**GIVEN INSTRUCTION:**
Transcribe the entries below exactly; leave every image out.

[Data excerpts]
┄┄┄┄┄┄┄┄┄┄

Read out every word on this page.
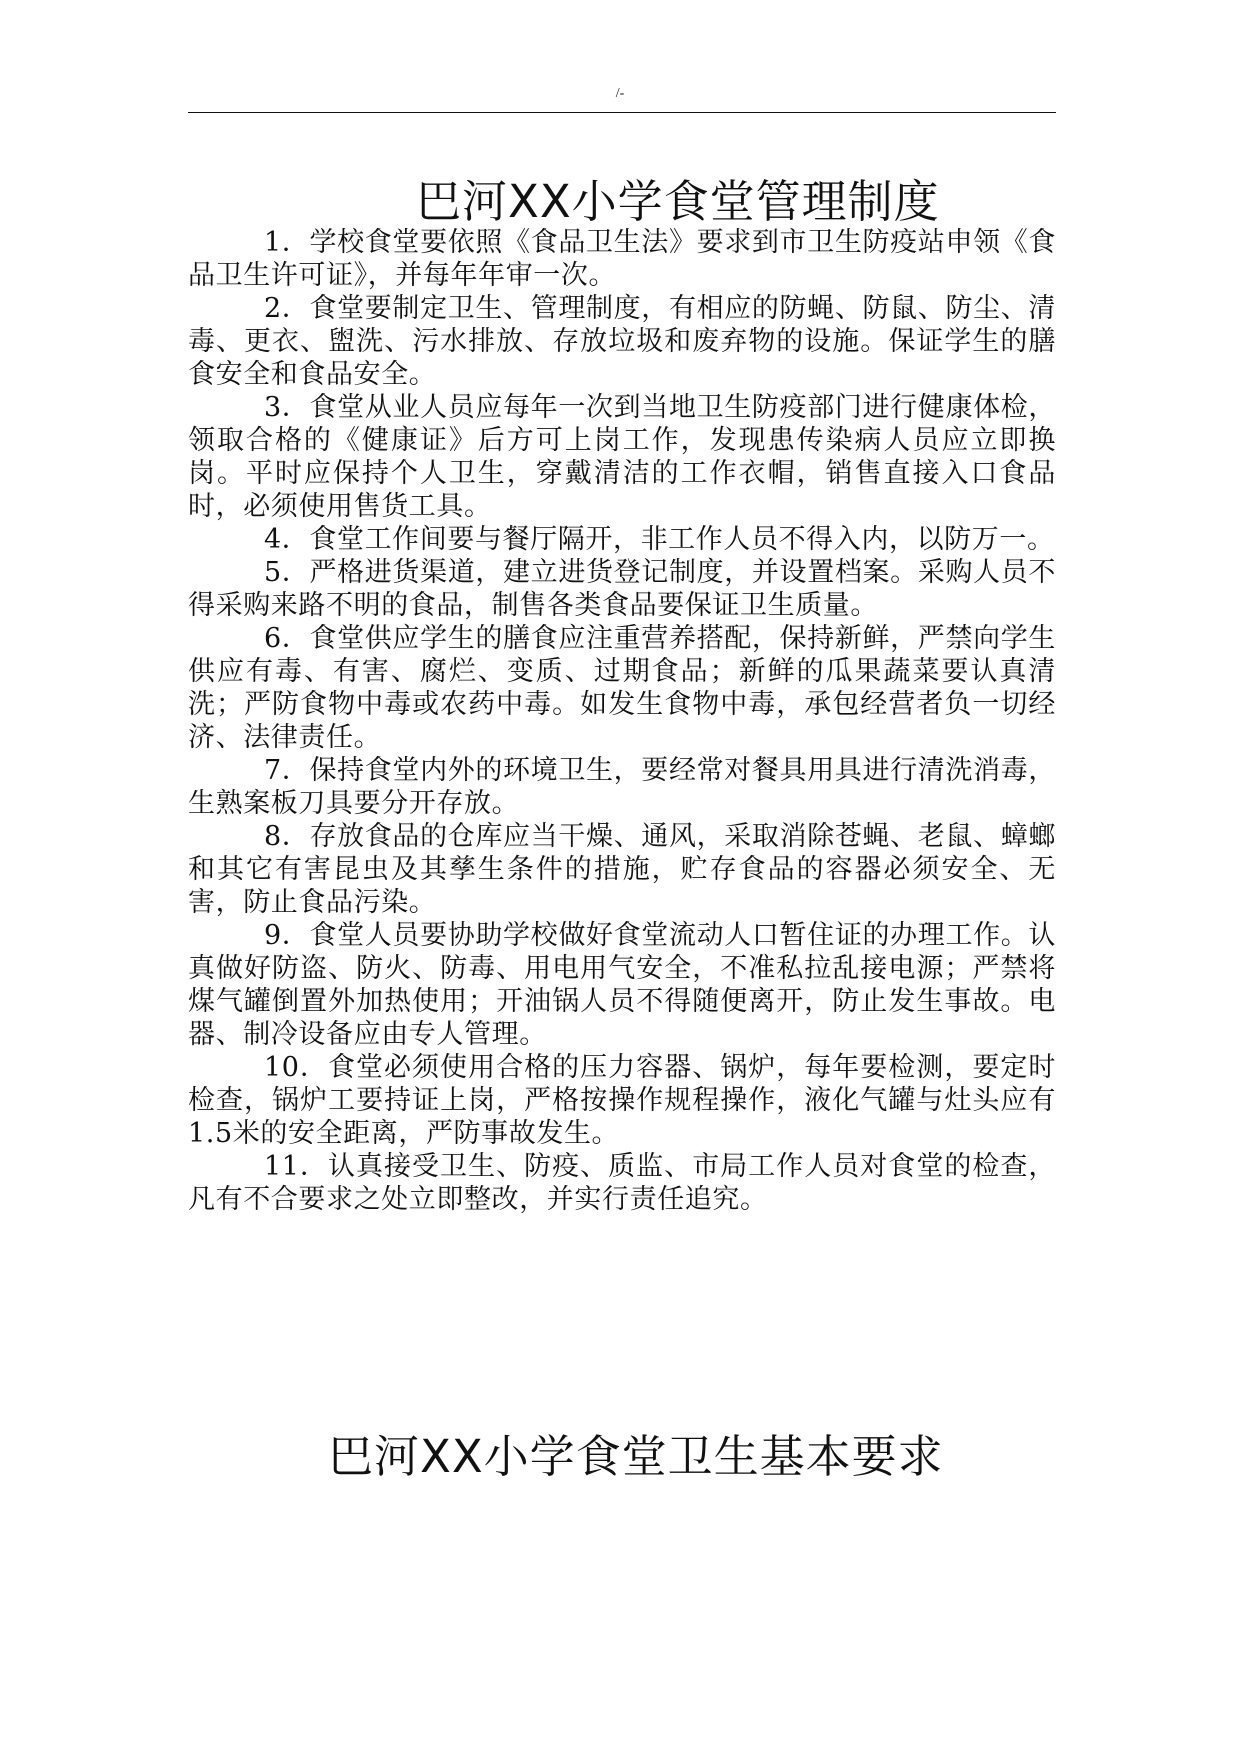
/-
巴河XX小学食堂管理制度

1．学校食堂要依照《食品卫生法》要求到市卫生防疫站申领《食品卫生许可证》，并每年年审一次。

2．食堂要制定卫生、管理制度，有相应的防蝇、防鼠、防尘、清毒、更衣、盥洗、污水排放、存放垃圾和废弃物的设施。保证学生的膳食安全和食品安全。

3．食堂从业人员应每年一次到当地卫生防疫部门进行健康体检，领取合格的《健康证》后方可上岗工作，发现患传染病人员应立即换岗。平时应保持个人卫生，穿戴清洁的工作衣帽，销售直接入口食品时，必须使用售货工具。

4．食堂工作间要与餐厅隔开，非工作人员不得入内，以防万一。

5．严格进货渠道，建立进货登记制度，并设置档案。采购人员不得采购来路不明的食品，制售各类食品要保证卫生质量。

6．食堂供应学生的膳食应注重营养搭配，保持新鲜，严禁向学生供应有毒、有害、腐烂、变质、过期食品；新鲜的瓜果蔬菜要认真清洗；严防食物中毒或农药中毒。如发生食物中毒，承包经营者负一切经济、法律责任。

7．保持食堂内外的环境卫生，要经常对餐具用具进行清洗消毒，生熟案板刀具要分开存放。

8．存放食品的仓库应当干燥、通风，采取消除苍蝇、老鼠、蟑螂和其它有害昆虫及其孳生条件的措施，贮存食品的容器必须安全、无害，防止食品污染。

9．食堂人员要协助学校做好食堂流动人口暂住证的办理工作。认真做好防盗、防火、防毒、用电用气安全，不准私拉乱接电源；严禁将煤气罐倒置外加热使用；开油锅人员不得随便离开，防止发生事故。电器、制冷设备应由专人管理。

10．食堂必须使用合格的压力容器、锅炉，每年要检测，要定时检查，锅炉工要持证上岗，严格按操作规程操作，液化气罐与灶头应有1.5米的安全距离，严防事故发生。

11．认真接受卫生、防疫、质监、市局工作人员对食堂的检查，凡有不合要求之处立即整改，并实行责任追究。

巴河XX小学食堂卫生基本要求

┄┄┄┄┄┄┄┄┄┄

**THE REPLY:**
Read out every word on this page.
/-
巴河XX小学食堂管理制度

1．学校食堂要依照《食品卫生法》要求到市卫生防疫站申领《食品卫生许可证》，并每年年审一次。

2．食堂要制定卫生、管理制度，有相应的防蝇、防鼠、防尘、清毒、更衣、盥洗、污水排放、存放垃圾和废弃物的设施。保证学生的膳食安全和食品安全。

3．食堂从业人员应每年一次到当地卫生防疫部门进行健康体检，领取合格的《健康证》后方可上岗工作，发现患传染病人员应立即换岗。平时应保持个人卫生，穿戴清洁的工作衣帽，销售直接入口食品时，必须使用售货工具。

4．食堂工作间要与餐厅隔开，非工作人员不得入内，以防万一。

5．严格进货渠道，建立进货登记制度，并设置档案。采购人员不得采购来路不明的食品，制售各类食品要保证卫生质量。

6．食堂供应学生的膳食应注重营养搭配，保持新鲜，严禁向学生供应有毒、有害、腐烂、变质、过期食品；新鲜的瓜果蔬菜要认真清洗；严防食物中毒或农药中毒。如发生食物中毒，承包经营者负一切经济、法律责任。

7．保持食堂内外的环境卫生，要经常对餐具用具进行清洗消毒，生熟案板刀具要分开存放。

8．存放食品的仓库应当干燥、通风，采取消除苍蝇、老鼠、蟑螂和其它有害昆虫及其孳生条件的措施，贮存食品的容器必须安全、无害，防止食品污染。

9．食堂人员要协助学校做好食堂流动人口暂住证的办理工作。认真做好防盗、防火、防毒、用电用气安全，不准私拉乱接电源；严禁将煤气罐倒置外加热使用；开油锅人员不得随便离开，防止发生事故。电器、制冷设备应由专人管理。

10．食堂必须使用合格的压力容器、锅炉，每年要检测，要定时检查，锅炉工要持证上岗，严格按操作规程操作，液化气罐与灶头应有1.5米的安全距离，严防事故发生。

11．认真接受卫生、防疫、质监、市局工作人员对食堂的检查，凡有不合要求之处立即整改，并实行责任追究。

巴河XX小学食堂卫生基本要求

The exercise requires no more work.